Stated problem
Output each entry below as it stands, leaving out every picture.

╭─ Input material

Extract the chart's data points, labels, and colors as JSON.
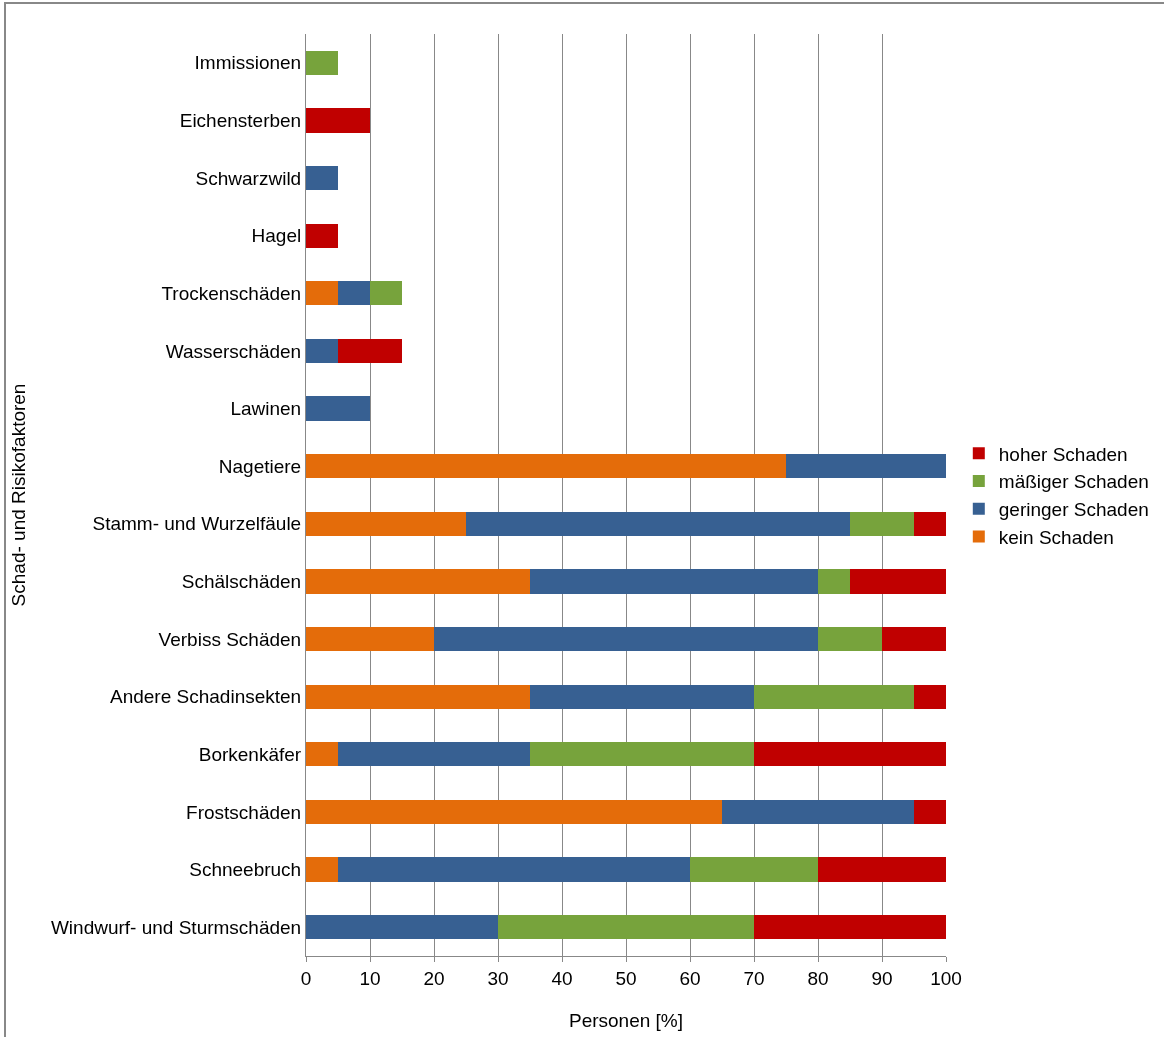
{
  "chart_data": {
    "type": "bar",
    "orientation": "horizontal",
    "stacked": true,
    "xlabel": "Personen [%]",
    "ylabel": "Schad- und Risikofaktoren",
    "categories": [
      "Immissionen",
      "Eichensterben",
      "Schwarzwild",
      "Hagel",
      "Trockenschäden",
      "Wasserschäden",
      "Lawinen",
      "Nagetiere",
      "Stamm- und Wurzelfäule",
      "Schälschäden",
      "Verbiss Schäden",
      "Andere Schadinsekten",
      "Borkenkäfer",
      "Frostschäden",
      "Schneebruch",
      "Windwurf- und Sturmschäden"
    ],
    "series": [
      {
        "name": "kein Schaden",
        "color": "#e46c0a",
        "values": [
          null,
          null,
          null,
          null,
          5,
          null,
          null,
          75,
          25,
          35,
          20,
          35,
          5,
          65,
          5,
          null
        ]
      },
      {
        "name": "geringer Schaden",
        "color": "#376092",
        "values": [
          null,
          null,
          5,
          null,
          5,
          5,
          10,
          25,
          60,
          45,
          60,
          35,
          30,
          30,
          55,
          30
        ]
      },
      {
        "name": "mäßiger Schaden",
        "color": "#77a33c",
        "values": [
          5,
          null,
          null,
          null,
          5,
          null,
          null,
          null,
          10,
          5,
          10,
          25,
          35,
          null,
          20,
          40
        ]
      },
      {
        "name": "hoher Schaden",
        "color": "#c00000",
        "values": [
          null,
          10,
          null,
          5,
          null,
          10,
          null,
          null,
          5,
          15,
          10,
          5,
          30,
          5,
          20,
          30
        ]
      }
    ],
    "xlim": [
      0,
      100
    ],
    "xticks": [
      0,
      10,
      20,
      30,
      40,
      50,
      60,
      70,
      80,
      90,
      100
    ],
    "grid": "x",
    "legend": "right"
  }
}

╰─

Result
Extract the chart's data points, labels, and colors as JSON.
{
  "chart_data": {
    "type": "bar",
    "orientation": "horizontal",
    "stacked": true,
    "xlabel": "Personen [%]",
    "ylabel": "Schad- und Risikofaktoren",
    "categories": [
      "Immissionen",
      "Eichensterben",
      "Schwarzwild",
      "Hagel",
      "Trockenschäden",
      "Wasserschäden",
      "Lawinen",
      "Nagetiere",
      "Stamm- und Wurzelfäule",
      "Schälschäden",
      "Verbiss Schäden",
      "Andere Schadinsekten",
      "Borkenkäfer",
      "Frostschäden",
      "Schneebruch",
      "Windwurf- und Sturmschäden"
    ],
    "series": [
      {
        "name": "kein Schaden",
        "color": "#e46c0a",
        "values": [
          null,
          null,
          null,
          null,
          5,
          null,
          null,
          75,
          25,
          35,
          20,
          35,
          5,
          65,
          5,
          null
        ]
      },
      {
        "name": "geringer Schaden",
        "color": "#376092",
        "values": [
          null,
          null,
          5,
          null,
          5,
          5,
          10,
          25,
          60,
          45,
          60,
          35,
          30,
          30,
          55,
          30
        ]
      },
      {
        "name": "mäßiger Schaden",
        "color": "#77a33c",
        "values": [
          5,
          null,
          null,
          null,
          5,
          null,
          null,
          null,
          10,
          5,
          10,
          25,
          35,
          null,
          20,
          40
        ]
      },
      {
        "name": "hoher Schaden",
        "color": "#c00000",
        "values": [
          null,
          10,
          null,
          5,
          null,
          10,
          null,
          null,
          5,
          15,
          10,
          5,
          30,
          5,
          20,
          30
        ]
      }
    ],
    "xlim": [
      0,
      100
    ],
    "xticks": [
      0,
      10,
      20,
      30,
      40,
      50,
      60,
      70,
      80,
      90,
      100
    ],
    "grid": "x",
    "legend": "right"
  }
}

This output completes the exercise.